**Instruction:** Print every record below exactly as written.
==== Information supplied ====
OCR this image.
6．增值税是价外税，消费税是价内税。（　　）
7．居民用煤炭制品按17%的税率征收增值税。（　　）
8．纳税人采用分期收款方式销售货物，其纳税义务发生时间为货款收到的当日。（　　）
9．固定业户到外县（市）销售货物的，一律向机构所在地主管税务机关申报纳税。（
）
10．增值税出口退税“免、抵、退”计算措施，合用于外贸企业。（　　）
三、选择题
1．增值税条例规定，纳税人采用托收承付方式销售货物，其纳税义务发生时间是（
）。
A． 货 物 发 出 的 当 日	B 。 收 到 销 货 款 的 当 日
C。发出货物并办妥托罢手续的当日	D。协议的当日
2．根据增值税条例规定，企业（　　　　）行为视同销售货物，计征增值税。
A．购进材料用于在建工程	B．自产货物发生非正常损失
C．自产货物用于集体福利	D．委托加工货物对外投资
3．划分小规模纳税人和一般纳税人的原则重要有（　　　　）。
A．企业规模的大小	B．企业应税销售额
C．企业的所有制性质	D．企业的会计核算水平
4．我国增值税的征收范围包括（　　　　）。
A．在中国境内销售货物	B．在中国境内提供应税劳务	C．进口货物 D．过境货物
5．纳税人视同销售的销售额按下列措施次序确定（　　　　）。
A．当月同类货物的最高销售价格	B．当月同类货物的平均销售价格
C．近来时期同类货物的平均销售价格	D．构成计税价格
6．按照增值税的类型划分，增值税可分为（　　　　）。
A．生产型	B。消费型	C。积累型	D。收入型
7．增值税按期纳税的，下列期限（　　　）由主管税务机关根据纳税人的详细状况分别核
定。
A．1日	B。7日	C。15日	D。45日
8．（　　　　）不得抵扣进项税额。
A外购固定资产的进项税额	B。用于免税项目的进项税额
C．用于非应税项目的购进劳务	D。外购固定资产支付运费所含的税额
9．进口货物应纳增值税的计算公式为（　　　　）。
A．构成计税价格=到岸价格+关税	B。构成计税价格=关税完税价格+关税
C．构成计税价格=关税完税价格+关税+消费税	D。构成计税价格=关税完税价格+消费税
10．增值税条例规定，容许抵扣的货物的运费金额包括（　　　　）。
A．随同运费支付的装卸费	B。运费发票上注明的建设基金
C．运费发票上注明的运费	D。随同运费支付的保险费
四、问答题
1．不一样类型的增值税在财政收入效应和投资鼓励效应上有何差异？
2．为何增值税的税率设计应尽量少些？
====
**Full output:**
OCR this image.
6．增值税是价外税，消费税是价内税。（　　）
7．居民用煤炭制品按17%的税率征收增值税。（　　）
8．纳税人采用分期收款方式销售货物，其纳税义务发生时间为货款收到的当日。（　　）
9．固定业户到外县（市）销售货物的，一律向机构所在地主管税务机关申报纳税。（
）
10．增值税出口退税“免、抵、退”计算措施，合用于外贸企业。（　　）
三、选择题
1．增值税条例规定，纳税人采用托收承付方式销售货物，其纳税义务发生时间是（
）。
A． 货 物 发 出 的 当 日	B 。 收 到 销 货 款 的 当 日
C。发出货物并办妥托罢手续的当日	D。协议的当日
2．根据增值税条例规定，企业（　　　　）行为视同销售货物，计征增值税。
A．购进材料用于在建工程	B．自产货物发生非正常损失
C．自产货物用于集体福利	D．委托加工货物对外投资
3．划分小规模纳税人和一般纳税人的原则重要有（　　　　）。
A．企业规模的大小	B．企业应税销售额
C．企业的所有制性质	D．企业的会计核算水平
4．我国增值税的征收范围包括（　　　　）。
A．在中国境内销售货物	B．在中国境内提供应税劳务	C．进口货物 D．过境货物
5．纳税人视同销售的销售额按下列措施次序确定（　　　　）。
A．当月同类货物的最高销售价格	B．当月同类货物的平均销售价格
C．近来时期同类货物的平均销售价格	D．构成计税价格
6．按照增值税的类型划分，增值税可分为（　　　　）。
A．生产型	B。消费型	C。积累型	D。收入型
7．增值税按期纳税的，下列期限（　　　）由主管税务机关根据纳税人的详细状况分别核
定。
A．1日	B。7日	C。15日	D。45日
8．（　　　　）不得抵扣进项税额。
A外购固定资产的进项税额	B。用于免税项目的进项税额
C．用于非应税项目的购进劳务	D。外购固定资产支付运费所含的税额
9．进口货物应纳增值税的计算公式为（　　　　）。
A．构成计税价格=到岸价格+关税	B。构成计税价格=关税完税价格+关税
C．构成计税价格=关税完税价格+关税+消费税	D。构成计税价格=关税完税价格+消费税
10．增值税条例规定，容许抵扣的货物的运费金额包括（　　　　）。
A．随同运费支付的装卸费	B。运费发票上注明的建设基金
C．运费发票上注明的运费	D。随同运费支付的保险费
四、问答题
1．不一样类型的增值税在财政收入效应和投资鼓励效应上有何差异？
2．为何增值税的税率设计应尽量少些？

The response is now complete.